> What needs to be done: Copy out each line exactly; pictures stay out of the copy.

Extracted data entries:

╔══

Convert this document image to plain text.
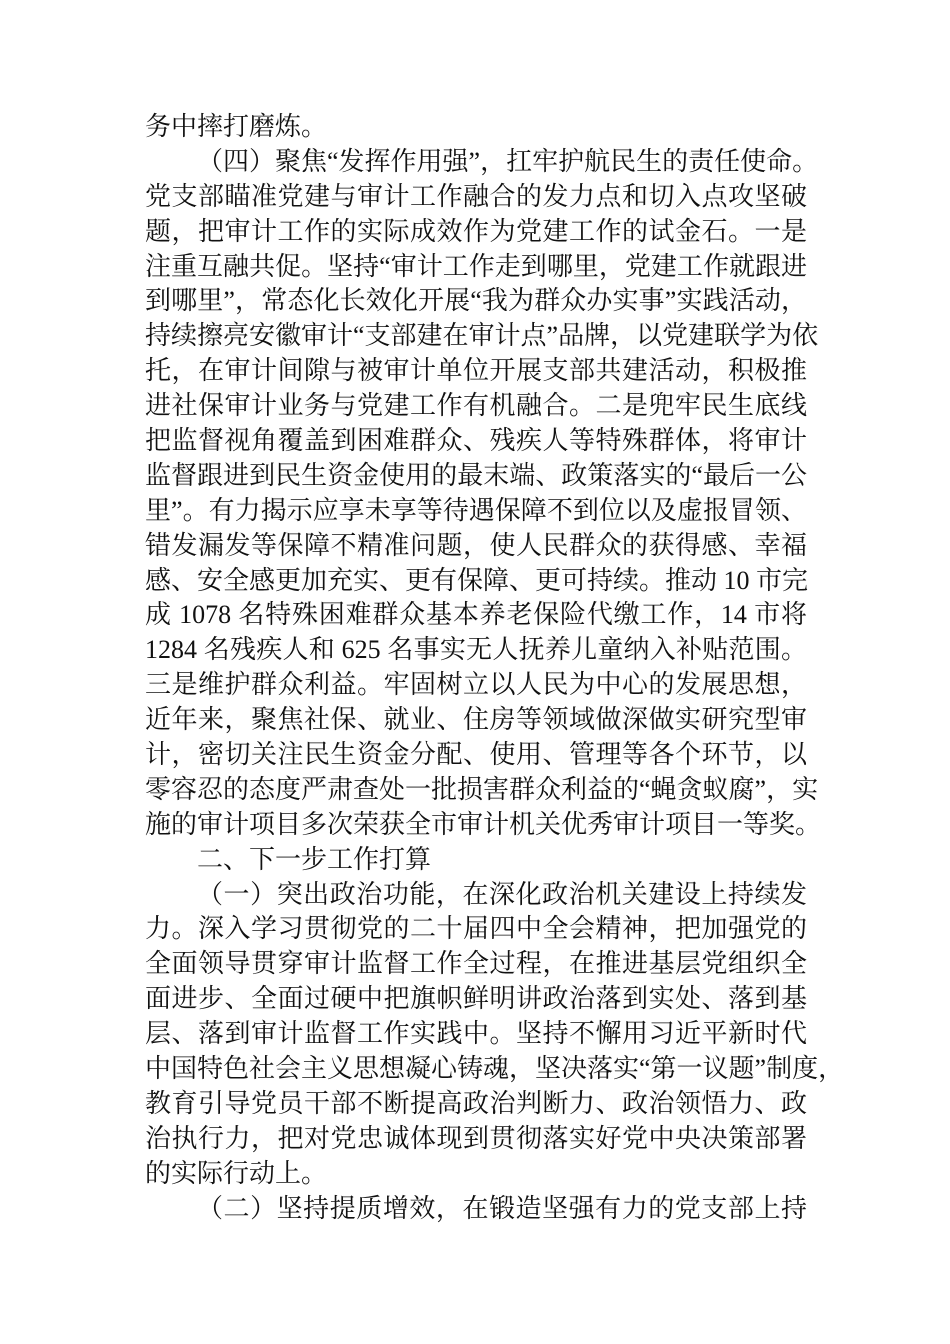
务中摔打磨炼。
（四）聚焦“发挥作用强”，扛牢护航民生的责任使命。
党支部瞄准党建与审计工作融合的发力点和切入点攻坚破
题，把审计工作的实际成效作为党建工作的试金石。一是
注重互融共促。坚持“审计工作走到哪里，党建工作就跟进
到哪里”，常态化长效化开展“我为群众办实事”实践活动，
持续擦亮安徽审计“支部建在审计点”品牌，以党建联学为依
托，在审计间隙与被审计单位开展支部共建活动，积极推
进社保审计业务与党建工作有机融合。二是兜牢民生底线
把监督视角覆盖到困难群众、残疾人等特殊群体，将审计
监督跟进到民生资金使用的最末端、政策落实的“最后一公
里”。有力揭示应享未享等待遇保障不到位以及虚报冒领、
错发漏发等保障不精准问题，使人民群众的获得感、幸福
感、安全感更加充实、更有保障、更可持续。推动 10 市完
成 1078 名特殊困难群众基本养老保险代缴工作，14 市将
1284 名残疾人和 625 名事实无人抚养儿童纳入补贴范围。
三是维护群众利益。牢固树立以人民为中心的发展思想，
近年来，聚焦社保、就业、住房等领域做深做实研究型审
计，密切关注民生资金分配、使用、管理等各个环节，以
零容忍的态度严肃查处一批损害群众利益的“蝇贪蚁腐”，实
施的审计项目多次荣获全市审计机关优秀审计项目一等奖。
二、下一步工作打算
（一）突出政治功能，在深化政治机关建设上持续发
力。深入学习贯彻党的二十届四中全会精神，把加强党的
全面领导贯穿审计监督工作全过程，在推进基层党组织全
面进步、全面过硬中把旗帜鲜明讲政治落到实处、落到基
层、落到审计监督工作实践中。坚持不懈用习近平新时代
中国特色社会主义思想凝心铸魂，坚决落实“第一议题”制度，
教育引导党员干部不断提高政治判断力、政治领悟力、政
治执行力，把对党忠诚体现到贯彻落实好党中央决策部署
的实际行动上。
（二）坚持提质增效，在锻造坚强有力的党支部上持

╚══

> Answer in full:
Convert this document image to plain text.
务中摔打磨炼。
（四）聚焦“发挥作用强”，扛牢护航民生的责任使命。
党支部瞄准党建与审计工作融合的发力点和切入点攻坚破
题，把审计工作的实际成效作为党建工作的试金石。一是
注重互融共促。坚持“审计工作走到哪里，党建工作就跟进
到哪里”，常态化长效化开展“我为群众办实事”实践活动，
持续擦亮安徽审计“支部建在审计点”品牌，以党建联学为依
托，在审计间隙与被审计单位开展支部共建活动，积极推
进社保审计业务与党建工作有机融合。二是兜牢民生底线
把监督视角覆盖到困难群众、残疾人等特殊群体，将审计
监督跟进到民生资金使用的最末端、政策落实的“最后一公
里”。有力揭示应享未享等待遇保障不到位以及虚报冒领、
错发漏发等保障不精准问题，使人民群众的获得感、幸福
感、安全感更加充实、更有保障、更可持续。推动 10 市完
成 1078 名特殊困难群众基本养老保险代缴工作，14 市将
1284 名残疾人和 625 名事实无人抚养儿童纳入补贴范围。
三是维护群众利益。牢固树立以人民为中心的发展思想，
近年来，聚焦社保、就业、住房等领域做深做实研究型审
计，密切关注民生资金分配、使用、管理等各个环节，以
零容忍的态度严肃查处一批损害群众利益的“蝇贪蚁腐”，实
施的审计项目多次荣获全市审计机关优秀审计项目一等奖。
二、下一步工作打算
（一）突出政治功能，在深化政治机关建设上持续发
力。深入学习贯彻党的二十届四中全会精神，把加强党的
全面领导贯穿审计监督工作全过程，在推进基层党组织全
面进步、全面过硬中把旗帜鲜明讲政治落到实处、落到基
层、落到审计监督工作实践中。坚持不懈用习近平新时代
中国特色社会主义思想凝心铸魂，坚决落实“第一议题”制度，
教育引导党员干部不断提高政治判断力、政治领悟力、政
治执行力，把对党忠诚体现到贯彻落实好党中央决策部署
的实际行动上。
（二）坚持提质增效，在锻造坚强有力的党支部上持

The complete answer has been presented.